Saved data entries
-- Start --
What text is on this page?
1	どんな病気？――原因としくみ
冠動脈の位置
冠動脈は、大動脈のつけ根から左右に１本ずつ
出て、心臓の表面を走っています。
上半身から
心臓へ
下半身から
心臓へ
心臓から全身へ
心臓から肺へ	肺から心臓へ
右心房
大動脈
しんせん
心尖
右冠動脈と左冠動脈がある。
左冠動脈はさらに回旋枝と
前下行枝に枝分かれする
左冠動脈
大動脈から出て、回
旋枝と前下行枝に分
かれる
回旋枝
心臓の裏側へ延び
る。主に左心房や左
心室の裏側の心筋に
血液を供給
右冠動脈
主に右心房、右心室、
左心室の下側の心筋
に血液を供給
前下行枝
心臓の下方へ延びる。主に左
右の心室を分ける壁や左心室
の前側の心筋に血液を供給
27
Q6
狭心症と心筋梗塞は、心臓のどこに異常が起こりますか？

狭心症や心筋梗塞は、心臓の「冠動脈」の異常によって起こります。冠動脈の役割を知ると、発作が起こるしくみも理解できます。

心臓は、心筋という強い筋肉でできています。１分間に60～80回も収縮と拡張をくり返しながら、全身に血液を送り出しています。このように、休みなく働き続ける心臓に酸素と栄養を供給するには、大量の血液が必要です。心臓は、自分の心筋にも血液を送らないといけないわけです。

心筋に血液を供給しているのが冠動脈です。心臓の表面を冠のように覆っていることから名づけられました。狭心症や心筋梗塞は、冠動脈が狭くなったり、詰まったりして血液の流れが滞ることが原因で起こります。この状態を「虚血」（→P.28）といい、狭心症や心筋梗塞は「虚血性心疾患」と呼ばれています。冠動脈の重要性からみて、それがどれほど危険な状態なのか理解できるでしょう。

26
-- End --
_Written task_: Give the number of lines in the listing above that contain "狭心症や心筋梗塞は", and nothing else.

_Response to this exercise_: 2